───── Text passage

Shrike.ShrikeIndexMethod
ShrikeIndex(data::Array{T, 2}, depth::Int, ntrees::Int) where T -> ensemble

Constructor for ensemble of sparse random projection trees with voting. Returns ShrikeIndex type. (An ensemble of multiple random projection trees.)

** Type Fields**

  • data::Array{T, 2}: Contains all data points
  • npoints::Int: Number of data points
  • ndims::Int: Dimensionality of the data
  • depth::Int: maximum depth of the tree. (Depth of 0 means only a root, depth of 1 means root has two children)
  • ntrees::Int: Number of trees to make
  • random_vectors::AbstractArray: The random projections used to make the tree
  • splits::Array{T, 2}: The split values for each node in each tree stored in a 2D array
  • indexes::Array{Array{Int,1}, 2}: 2D array of datapoint indexes at each leaf node in each tree.

Note that RP forest does not store indexes at non-leaf nodes.

Follows the implementation outlined in:

Fast Nearest Neighbor Search through Sparse Random Projections and Voting. Ville Hyvönen, Teemu Pitkänen, Sotirios Tasoulis, Elias Jääsaari, Risto Tuomainen, Liang Wang, Jukka Ilmari Corander, Teemu Roos. Proceedings of the 2016 IEEE Conference on Big Data (2016)

with some modifications.

Shrike.annMethod
approx_knn(shi::ShrikeIndex{T}, q::Array{T, 2}, k::Int; vote_cutoff=1) where T -> knn_idx

For a query point q, find the approximate k nearest neighbors from the data stored in the the ShrikeIndex. The vote_cutoff parameter signifies how many "votes" a point needs in order to be included in a linear search. Increasing vote_cutoff speeds up the algorithm but may reduce accuracy.

Shrike.knngraphMethod
knngraph(shi::ShrikeIndex{T}, k::Int, vote_cutoff; vote_cutoff::Int=1, ne_iters::Int=0, gtype::G) where {T, G} -> g

Returns a graph with shi.npoints node and k * shi.npoints edges datapoints conneceted to nearest neighbors

Parameters

  1. shi: random forest of the desired data
  2. k: the desired number of nearest neighbors
  3. vote_cutoff: signifies how many "votes" a point needs in order to be included

in a linear search through leaf nodes. Increasing vote_cutoff speeds up the algorithm but may reduce accuracy. Passing too large of a vote_cutoff results in the algorithm resetting vote_cutoff to equal the number of trees.

──────────
───── Extracted information

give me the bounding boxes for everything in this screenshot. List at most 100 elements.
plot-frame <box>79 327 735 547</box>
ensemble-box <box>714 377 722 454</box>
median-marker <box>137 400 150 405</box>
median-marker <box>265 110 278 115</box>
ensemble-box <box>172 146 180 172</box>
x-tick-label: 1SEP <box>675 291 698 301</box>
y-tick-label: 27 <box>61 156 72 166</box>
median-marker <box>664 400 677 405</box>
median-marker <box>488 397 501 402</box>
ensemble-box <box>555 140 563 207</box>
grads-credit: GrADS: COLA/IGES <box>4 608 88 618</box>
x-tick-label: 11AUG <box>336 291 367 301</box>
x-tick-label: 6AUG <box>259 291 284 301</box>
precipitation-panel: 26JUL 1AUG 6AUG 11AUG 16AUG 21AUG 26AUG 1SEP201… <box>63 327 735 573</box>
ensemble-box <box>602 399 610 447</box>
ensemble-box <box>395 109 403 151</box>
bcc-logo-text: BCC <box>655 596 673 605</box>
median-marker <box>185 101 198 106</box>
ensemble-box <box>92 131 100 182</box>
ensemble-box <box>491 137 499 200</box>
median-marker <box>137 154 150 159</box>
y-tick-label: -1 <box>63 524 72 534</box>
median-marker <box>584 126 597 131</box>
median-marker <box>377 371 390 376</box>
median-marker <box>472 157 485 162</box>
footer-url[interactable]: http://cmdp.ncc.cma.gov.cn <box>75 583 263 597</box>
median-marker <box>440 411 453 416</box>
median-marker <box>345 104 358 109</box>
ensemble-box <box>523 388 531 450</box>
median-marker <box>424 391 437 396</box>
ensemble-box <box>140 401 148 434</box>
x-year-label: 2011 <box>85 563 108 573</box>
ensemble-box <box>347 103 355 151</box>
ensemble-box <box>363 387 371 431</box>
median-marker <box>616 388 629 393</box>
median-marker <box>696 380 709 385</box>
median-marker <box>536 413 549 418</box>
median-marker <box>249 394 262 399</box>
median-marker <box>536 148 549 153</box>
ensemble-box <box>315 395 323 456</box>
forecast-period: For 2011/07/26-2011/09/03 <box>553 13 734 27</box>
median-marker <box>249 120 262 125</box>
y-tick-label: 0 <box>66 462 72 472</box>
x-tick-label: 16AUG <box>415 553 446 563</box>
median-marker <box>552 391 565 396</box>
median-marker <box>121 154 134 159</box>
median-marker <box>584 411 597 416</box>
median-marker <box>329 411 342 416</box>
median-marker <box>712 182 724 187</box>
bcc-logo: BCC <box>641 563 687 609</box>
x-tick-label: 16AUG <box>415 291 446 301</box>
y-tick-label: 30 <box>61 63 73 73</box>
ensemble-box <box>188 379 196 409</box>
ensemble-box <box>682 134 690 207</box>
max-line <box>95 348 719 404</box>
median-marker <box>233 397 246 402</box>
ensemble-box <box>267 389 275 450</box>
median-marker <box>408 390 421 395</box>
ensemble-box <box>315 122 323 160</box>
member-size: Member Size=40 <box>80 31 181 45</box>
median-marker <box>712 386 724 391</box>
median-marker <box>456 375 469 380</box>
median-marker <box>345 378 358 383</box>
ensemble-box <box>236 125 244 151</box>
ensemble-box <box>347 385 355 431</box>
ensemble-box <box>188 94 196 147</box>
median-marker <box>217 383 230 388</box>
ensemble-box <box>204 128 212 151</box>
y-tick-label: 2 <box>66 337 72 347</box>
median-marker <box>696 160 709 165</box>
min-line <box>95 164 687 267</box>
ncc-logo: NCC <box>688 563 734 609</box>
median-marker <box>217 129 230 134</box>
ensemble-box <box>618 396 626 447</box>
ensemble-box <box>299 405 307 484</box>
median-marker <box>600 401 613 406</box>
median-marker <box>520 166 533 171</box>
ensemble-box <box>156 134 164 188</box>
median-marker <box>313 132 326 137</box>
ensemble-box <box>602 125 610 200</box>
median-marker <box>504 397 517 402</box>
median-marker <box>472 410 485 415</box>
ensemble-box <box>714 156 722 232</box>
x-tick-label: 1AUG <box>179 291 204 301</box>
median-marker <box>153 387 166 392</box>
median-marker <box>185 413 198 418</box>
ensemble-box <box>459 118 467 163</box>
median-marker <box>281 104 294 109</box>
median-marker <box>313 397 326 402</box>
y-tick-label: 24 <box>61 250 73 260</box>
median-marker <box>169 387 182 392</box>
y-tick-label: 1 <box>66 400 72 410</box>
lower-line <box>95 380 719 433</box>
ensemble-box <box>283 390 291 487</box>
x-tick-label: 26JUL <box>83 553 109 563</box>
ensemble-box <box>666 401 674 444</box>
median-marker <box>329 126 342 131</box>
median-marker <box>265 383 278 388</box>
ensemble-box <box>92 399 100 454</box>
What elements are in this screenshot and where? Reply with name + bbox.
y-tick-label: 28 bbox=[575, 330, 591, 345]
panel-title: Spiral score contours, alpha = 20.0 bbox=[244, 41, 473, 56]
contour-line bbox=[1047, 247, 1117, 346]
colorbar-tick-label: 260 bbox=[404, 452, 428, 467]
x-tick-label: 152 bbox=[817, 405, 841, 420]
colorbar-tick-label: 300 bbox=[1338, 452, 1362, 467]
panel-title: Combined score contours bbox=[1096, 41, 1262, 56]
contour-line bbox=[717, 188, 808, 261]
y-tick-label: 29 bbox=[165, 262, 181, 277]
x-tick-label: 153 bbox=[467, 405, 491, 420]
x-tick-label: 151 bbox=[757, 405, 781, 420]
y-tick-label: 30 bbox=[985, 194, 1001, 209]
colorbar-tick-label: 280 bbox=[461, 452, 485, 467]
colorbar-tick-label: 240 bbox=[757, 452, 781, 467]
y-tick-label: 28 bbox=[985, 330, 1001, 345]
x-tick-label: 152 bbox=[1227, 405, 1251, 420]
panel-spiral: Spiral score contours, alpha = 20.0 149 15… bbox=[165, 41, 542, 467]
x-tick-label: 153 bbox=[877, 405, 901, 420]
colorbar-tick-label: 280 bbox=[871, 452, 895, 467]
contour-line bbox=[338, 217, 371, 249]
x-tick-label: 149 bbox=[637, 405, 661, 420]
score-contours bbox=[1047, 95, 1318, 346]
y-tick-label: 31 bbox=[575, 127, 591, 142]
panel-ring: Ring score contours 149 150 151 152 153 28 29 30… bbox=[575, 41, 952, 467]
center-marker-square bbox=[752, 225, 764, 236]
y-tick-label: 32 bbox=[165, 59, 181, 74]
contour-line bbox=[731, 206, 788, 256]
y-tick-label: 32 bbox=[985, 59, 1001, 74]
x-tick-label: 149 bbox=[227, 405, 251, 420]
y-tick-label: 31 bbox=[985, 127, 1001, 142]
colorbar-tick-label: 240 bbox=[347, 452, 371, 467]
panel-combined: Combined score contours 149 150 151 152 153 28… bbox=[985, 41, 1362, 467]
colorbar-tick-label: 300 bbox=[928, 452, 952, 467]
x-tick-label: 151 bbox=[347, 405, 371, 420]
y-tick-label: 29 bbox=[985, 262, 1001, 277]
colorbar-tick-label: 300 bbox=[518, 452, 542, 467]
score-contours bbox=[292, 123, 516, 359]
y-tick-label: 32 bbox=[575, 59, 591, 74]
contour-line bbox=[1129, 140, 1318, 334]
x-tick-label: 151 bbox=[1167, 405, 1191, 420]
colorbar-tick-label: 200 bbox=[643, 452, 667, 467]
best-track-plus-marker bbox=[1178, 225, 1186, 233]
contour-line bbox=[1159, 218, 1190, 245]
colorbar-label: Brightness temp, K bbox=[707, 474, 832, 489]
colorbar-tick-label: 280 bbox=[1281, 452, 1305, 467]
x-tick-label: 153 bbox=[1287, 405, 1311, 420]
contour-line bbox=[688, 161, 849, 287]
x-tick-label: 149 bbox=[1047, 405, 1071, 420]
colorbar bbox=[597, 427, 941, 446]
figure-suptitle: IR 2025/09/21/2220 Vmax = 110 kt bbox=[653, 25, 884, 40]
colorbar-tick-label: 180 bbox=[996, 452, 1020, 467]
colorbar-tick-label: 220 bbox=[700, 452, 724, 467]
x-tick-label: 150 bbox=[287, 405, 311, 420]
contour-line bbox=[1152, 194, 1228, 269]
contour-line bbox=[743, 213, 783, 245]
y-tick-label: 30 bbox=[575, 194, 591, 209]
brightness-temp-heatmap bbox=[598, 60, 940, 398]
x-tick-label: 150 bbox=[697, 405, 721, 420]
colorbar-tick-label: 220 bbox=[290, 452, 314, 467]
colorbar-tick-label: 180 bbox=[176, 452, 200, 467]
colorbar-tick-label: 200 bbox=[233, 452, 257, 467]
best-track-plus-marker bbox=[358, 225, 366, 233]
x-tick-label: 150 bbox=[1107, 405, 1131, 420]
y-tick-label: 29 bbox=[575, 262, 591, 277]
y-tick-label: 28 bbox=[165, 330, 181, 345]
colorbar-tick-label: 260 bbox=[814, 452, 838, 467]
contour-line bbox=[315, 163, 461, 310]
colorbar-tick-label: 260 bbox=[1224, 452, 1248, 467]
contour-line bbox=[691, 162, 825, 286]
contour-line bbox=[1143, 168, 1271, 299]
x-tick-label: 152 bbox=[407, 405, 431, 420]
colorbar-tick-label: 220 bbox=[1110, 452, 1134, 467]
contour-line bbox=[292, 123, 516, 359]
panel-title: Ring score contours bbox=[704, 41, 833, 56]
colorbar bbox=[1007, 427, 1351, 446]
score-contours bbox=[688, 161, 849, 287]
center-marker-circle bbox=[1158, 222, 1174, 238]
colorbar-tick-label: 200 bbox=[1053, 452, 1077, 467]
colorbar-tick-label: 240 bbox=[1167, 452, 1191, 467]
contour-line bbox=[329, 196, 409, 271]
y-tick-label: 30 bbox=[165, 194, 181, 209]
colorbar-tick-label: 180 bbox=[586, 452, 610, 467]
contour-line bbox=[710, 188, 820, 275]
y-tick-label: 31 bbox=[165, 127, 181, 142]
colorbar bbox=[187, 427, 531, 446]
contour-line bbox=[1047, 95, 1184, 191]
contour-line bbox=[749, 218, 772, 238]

──────────

## Activity
Answer these questions using the Shrike documentation:
1. According to the documentation, what does a depth of 1 mean for a tree?
2. What is the effect of increasing vote_cutoff?
3. What happens if too large a vote_cutoff is passed to knngraph?

## Written reply
1. A depth of 1 means the root has two children.
2. Increasing vote_cutoff speeds up the algorithm but may reduce accuracy.
3. The algorithm resets vote_cutoff to equal the number of trees.